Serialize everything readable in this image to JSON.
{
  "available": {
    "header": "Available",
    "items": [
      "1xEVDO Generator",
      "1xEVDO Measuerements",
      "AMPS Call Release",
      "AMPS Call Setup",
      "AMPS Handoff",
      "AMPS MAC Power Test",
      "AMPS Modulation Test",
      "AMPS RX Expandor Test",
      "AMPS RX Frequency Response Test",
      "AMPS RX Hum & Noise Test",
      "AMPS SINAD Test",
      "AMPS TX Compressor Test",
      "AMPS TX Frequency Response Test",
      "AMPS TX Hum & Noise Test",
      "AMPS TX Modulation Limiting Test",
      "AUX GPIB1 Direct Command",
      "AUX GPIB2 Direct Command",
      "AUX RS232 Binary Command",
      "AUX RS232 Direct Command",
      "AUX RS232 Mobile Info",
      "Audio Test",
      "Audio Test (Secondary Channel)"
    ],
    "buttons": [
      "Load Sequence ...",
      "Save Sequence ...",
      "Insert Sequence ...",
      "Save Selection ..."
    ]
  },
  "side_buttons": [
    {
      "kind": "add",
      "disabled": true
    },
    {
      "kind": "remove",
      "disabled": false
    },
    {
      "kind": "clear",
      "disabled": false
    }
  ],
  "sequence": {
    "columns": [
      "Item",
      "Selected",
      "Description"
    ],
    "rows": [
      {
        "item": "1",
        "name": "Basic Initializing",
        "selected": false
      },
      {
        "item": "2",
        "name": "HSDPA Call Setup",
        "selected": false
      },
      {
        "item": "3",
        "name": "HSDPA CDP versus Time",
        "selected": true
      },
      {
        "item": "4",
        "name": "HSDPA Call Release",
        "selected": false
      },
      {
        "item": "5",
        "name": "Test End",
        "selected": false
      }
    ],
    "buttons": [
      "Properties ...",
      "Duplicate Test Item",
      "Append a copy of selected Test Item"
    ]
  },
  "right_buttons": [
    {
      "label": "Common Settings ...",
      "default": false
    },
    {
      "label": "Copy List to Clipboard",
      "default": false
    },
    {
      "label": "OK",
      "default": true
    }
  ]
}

--------------------------------

Retype every record above exactly as it appears.

Serialize everything readable in this image to JSON.
{
  "available": {
    "header": "Available",
    "items": [
      "1xEVDO Generator",
      "1xEVDO Measuerements",
      "AMPS Call Release",
      "AMPS Call Setup",
      "AMPS Handoff",
      "AMPS MAC Power Test",
      "AMPS Modulation Test",
      "AMPS RX Expandor Test",
      "AMPS RX Frequency Response Test",
      "AMPS RX Hum & Noise Test",
      "AMPS SINAD Test",
      "AMPS TX Compressor Test",
      "AMPS TX Frequency Response Test",
      "AMPS TX Hum & Noise Test",
      "AMPS TX Modulation Limiting Test",
      "AUX GPIB1 Direct Command",
      "AUX GPIB2 Direct Command",
      "AUX RS232 Binary Command",
      "AUX RS232 Direct Command",
      "AUX RS232 Mobile Info",
      "Audio Test",
      "Audio Test (Secondary Channel)"
    ],
    "buttons": [
      "Load Sequence ...",
      "Save Sequence ...",
      "Insert Sequence ...",
      "Save Selection ..."
    ]
  },
  "side_buttons": [
    {
      "kind": "add",
      "disabled": true
    },
    {
      "kind": "remove",
      "disabled": false
    },
    {
      "kind": "clear",
      "disabled": false
    }
  ],
  "sequence": {
    "columns": [
      "Item",
      "Selected",
      "Description"
    ],
    "rows": [
      {
        "item": "1",
        "name": "Basic Initializing",
        "selected": false
      },
      {
        "item": "2",
        "name": "HSDPA Call Setup",
        "selected": false
      },
      {
        "item": "3",
        "name": "HSDPA CDP versus Time",
        "selected": true
      },
      {
        "item": "4",
        "name": "HSDPA Call Release",
        "selected": false
      },
      {
        "item": "5",
        "name": "Test End",
        "selected": false
      }
    ],
    "buttons": [
      "Properties ...",
      "Duplicate Test Item",
      "Append a copy of selected Test Item"
    ]
  },
  "right_buttons": [
    {
      "label": "Common Settings ...",
      "default": false
    },
    {
      "label": "Copy List to Clipboard",
      "default": false
    },
    {
      "label": "OK",
      "default": true
    }
  ]
}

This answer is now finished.